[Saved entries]
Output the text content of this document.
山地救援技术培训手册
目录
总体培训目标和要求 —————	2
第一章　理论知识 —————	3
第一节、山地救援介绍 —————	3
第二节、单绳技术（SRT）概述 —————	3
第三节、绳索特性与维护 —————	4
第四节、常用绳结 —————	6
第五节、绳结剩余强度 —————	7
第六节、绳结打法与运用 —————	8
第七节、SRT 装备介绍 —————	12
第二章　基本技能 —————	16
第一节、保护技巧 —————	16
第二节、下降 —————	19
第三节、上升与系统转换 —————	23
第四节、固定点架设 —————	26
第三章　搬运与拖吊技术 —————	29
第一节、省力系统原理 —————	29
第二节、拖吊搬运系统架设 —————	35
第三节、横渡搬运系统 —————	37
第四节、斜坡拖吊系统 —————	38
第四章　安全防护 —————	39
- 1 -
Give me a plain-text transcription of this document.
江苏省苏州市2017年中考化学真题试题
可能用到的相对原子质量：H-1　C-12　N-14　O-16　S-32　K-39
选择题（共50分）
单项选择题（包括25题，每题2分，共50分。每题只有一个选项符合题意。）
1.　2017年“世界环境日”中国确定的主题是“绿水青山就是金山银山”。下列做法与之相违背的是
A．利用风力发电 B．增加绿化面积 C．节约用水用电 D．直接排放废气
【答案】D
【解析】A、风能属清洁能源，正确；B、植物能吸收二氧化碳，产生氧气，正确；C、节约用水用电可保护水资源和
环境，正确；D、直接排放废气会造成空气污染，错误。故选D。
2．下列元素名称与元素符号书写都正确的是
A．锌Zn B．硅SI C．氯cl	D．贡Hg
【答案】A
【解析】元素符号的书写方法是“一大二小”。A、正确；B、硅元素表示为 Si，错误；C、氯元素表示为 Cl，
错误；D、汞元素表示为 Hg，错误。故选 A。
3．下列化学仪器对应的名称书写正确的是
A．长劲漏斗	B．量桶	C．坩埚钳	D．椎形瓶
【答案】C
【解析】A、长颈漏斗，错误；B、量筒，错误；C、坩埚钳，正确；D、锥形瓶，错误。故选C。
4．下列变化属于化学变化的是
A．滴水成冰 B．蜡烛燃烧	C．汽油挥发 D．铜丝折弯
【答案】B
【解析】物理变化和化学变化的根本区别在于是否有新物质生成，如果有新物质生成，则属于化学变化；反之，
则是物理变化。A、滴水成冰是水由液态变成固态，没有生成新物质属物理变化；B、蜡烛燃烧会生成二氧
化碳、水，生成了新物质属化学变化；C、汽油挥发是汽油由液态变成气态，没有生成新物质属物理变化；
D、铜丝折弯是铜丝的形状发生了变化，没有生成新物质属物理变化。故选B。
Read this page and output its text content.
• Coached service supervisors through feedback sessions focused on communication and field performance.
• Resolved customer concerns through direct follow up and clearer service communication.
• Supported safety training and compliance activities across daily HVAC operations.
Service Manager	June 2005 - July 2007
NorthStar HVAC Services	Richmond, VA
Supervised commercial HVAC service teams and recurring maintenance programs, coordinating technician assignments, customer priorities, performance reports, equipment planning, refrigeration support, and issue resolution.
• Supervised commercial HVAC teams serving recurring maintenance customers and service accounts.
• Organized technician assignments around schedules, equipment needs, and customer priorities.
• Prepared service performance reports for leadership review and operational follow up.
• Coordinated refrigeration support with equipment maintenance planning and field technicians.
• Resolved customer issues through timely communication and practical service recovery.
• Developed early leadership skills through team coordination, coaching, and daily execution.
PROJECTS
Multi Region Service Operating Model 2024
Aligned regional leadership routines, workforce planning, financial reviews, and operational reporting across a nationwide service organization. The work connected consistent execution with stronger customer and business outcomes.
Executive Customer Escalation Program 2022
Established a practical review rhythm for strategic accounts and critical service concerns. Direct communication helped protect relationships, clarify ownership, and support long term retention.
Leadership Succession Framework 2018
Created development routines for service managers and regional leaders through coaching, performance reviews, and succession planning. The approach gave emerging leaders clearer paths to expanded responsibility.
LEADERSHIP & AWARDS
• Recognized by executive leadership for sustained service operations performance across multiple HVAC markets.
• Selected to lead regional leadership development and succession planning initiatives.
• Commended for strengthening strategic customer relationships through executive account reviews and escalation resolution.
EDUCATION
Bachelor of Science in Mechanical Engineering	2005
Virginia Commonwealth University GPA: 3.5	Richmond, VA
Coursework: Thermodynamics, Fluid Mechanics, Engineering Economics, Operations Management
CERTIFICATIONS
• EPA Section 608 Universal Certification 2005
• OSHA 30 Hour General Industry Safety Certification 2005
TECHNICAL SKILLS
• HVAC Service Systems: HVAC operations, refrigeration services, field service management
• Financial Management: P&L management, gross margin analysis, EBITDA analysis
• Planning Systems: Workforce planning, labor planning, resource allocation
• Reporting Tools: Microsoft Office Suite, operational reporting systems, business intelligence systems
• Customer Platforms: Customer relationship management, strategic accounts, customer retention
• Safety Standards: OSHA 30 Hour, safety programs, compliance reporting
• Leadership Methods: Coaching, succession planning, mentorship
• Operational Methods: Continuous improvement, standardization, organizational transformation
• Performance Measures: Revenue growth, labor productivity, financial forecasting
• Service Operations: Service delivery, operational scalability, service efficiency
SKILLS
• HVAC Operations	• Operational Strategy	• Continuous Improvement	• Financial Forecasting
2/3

Aim of the task
Your task is to repeat every entry exactly.

Complete answer
Output the text content of this document.
山地救援技术培训手册
目录
总体培训目标和要求 —————	2
第一章　理论知识 —————	3
第一节、山地救援介绍 —————	3
第二节、单绳技术（SRT）概述 —————	3
第三节、绳索特性与维护 —————	4
第四节、常用绳结 —————	6
第五节、绳结剩余强度 —————	7
第六节、绳结打法与运用 —————	8
第七节、SRT 装备介绍 —————	12
第二章　基本技能 —————	16
第一节、保护技巧 —————	16
第二节、下降 —————	19
第三节、上升与系统转换 —————	23
第四节、固定点架设 —————	26
第三章　搬运与拖吊技术 —————	29
第一节、省力系统原理 —————	29
第二节、拖吊搬运系统架设 —————	35
第三节、横渡搬运系统 —————	37
第四节、斜坡拖吊系统 —————	38
第四章　安全防护 —————	39
- 1 -
Give me a plain-text transcription of this document.
江苏省苏州市2017年中考化学真题试题
可能用到的相对原子质量：H-1　C-12　N-14　O-16　S-32　K-39
选择题（共50分）
单项选择题（包括25题，每题2分，共50分。每题只有一个选项符合题意。）
1.　2017年“世界环境日”中国确定的主题是“绿水青山就是金山银山”。下列做法与之相违背的是
A．利用风力发电 B．增加绿化面积 C．节约用水用电 D．直接排放废气
【答案】D
【解析】A、风能属清洁能源，正确；B、植物能吸收二氧化碳，产生氧气，正确；C、节约用水用电可保护水资源和
环境，正确；D、直接排放废气会造成空气污染，错误。故选D。
2．下列元素名称与元素符号书写都正确的是
A．锌Zn B．硅SI C．氯cl	D．贡Hg
【答案】A
【解析】元素符号的书写方法是“一大二小”。A、正确；B、硅元素表示为 Si，错误；C、氯元素表示为 Cl，
错误；D、汞元素表示为 Hg，错误。故选 A。
3．下列化学仪器对应的名称书写正确的是
A．长劲漏斗	B．量桶	C．坩埚钳	D．椎形瓶
【答案】C
【解析】A、长颈漏斗，错误；B、量筒，错误；C、坩埚钳，正确；D、锥形瓶，错误。故选C。
4．下列变化属于化学变化的是
A．滴水成冰 B．蜡烛燃烧	C．汽油挥发 D．铜丝折弯
【答案】B
【解析】物理变化和化学变化的根本区别在于是否有新物质生成，如果有新物质生成，则属于化学变化；反之，
则是物理变化。A、滴水成冰是水由液态变成固态，没有生成新物质属物理变化；B、蜡烛燃烧会生成二氧
化碳、水，生成了新物质属化学变化；C、汽油挥发是汽油由液态变成气态，没有生成新物质属物理变化；
D、铜丝折弯是铜丝的形状发生了变化，没有生成新物质属物理变化。故选B。
Read this page and output its text content.
• Coached service supervisors through feedback sessions focused on communication and field performance.
• Resolved customer concerns through direct follow up and clearer service communication.
• Supported safety training and compliance activities across daily HVAC operations.
Service Manager	June 2005 - July 2007
NorthStar HVAC Services	Richmond, VA
Supervised commercial HVAC service teams and recurring maintenance programs, coordinating technician assignments, customer priorities, performance reports, equipment planning, refrigeration support, and issue resolution.
• Supervised commercial HVAC teams serving recurring maintenance customers and service accounts.
• Organized technician assignments around schedules, equipment needs, and customer priorities.
• Prepared service performance reports for leadership review and operational follow up.
• Coordinated refrigeration support with equipment maintenance planning and field technicians.
• Resolved customer issues through timely communication and practical service recovery.
• Developed early leadership skills through team coordination, coaching, and daily execution.
PROJECTS
Multi Region Service Operating Model 2024
Aligned regional leadership routines, workforce planning, financial reviews, and operational reporting across a nationwide service organization. The work connected consistent execution with stronger customer and business outcomes.
Executive Customer Escalation Program 2022
Established a practical review rhythm for strategic accounts and critical service concerns. Direct communication helped protect relationships, clarify ownership, and support long term retention.
Leadership Succession Framework 2018
Created development routines for service managers and regional leaders through coaching, performance reviews, and succession planning. The approach gave emerging leaders clearer paths to expanded responsibility.
LEADERSHIP & AWARDS
• Recognized by executive leadership for sustained service operations performance across multiple HVAC markets.
• Selected to lead regional leadership development and succession planning initiatives.
• Commended for strengthening strategic customer relationships through executive account reviews and escalation resolution.
EDUCATION
Bachelor of Science in Mechanical Engineering	2005
Virginia Commonwealth University GPA: 3.5	Richmond, VA
Coursework: Thermodynamics, Fluid Mechanics, Engineering Economics, Operations Management
CERTIFICATIONS
• EPA Section 608 Universal Certification 2005
• OSHA 30 Hour General Industry Safety Certification 2005
TECHNICAL SKILLS
• HVAC Service Systems: HVAC operations, refrigeration services, field service management
• Financial Management: P&L management, gross margin analysis, EBITDA analysis
• Planning Systems: Workforce planning, labor planning, resource allocation
• Reporting Tools: Microsoft Office Suite, operational reporting systems, business intelligence systems
• Customer Platforms: Customer relationship management, strategic accounts, customer retention
• Safety Standards: OSHA 30 Hour, safety programs, compliance reporting
• Leadership Methods: Coaching, succession planning, mentorship
• Operational Methods: Continuous improvement, standardization, organizational transformation
• Performance Measures: Revenue growth, labor productivity, financial forecasting
• Service Operations: Service delivery, operational scalability, service efficiency
SKILLS
• HVAC Operations	• Operational Strategy	• Continuous Improvement	• Financial Forecasting
2/3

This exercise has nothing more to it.